WORK TO COMPLETE. Find each line with the word "ADDRESS" and copy it.

Data excerpts:
════════════════

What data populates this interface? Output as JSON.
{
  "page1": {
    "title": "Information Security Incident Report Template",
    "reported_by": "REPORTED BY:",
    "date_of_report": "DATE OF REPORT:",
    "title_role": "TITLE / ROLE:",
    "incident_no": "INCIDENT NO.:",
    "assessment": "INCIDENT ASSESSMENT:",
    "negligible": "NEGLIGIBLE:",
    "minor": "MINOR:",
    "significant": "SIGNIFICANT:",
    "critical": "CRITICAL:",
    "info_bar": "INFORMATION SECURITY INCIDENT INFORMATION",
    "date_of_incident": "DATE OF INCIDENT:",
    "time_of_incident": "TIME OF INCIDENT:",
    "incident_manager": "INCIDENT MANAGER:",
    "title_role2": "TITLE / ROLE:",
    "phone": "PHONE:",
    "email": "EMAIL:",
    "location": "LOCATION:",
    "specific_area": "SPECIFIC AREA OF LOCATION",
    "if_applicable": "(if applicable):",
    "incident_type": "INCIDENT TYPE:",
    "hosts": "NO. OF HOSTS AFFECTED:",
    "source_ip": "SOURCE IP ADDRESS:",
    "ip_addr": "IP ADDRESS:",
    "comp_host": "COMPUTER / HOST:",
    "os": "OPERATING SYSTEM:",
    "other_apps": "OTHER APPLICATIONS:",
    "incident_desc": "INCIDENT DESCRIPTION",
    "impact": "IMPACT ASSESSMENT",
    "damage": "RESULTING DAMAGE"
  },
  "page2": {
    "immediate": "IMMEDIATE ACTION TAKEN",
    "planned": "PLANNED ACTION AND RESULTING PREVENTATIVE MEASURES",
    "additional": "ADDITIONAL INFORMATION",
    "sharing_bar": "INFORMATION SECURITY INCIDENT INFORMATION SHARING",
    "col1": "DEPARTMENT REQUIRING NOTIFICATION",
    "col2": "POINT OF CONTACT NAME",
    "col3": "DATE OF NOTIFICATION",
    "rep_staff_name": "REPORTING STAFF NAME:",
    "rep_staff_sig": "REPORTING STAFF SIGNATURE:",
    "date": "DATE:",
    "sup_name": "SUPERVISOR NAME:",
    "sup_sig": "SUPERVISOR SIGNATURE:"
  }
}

════════════════

RESULT.
    "source_ip": "SOURCE IP ADDRESS:",
    "ip_addr": "IP ADDRESS:",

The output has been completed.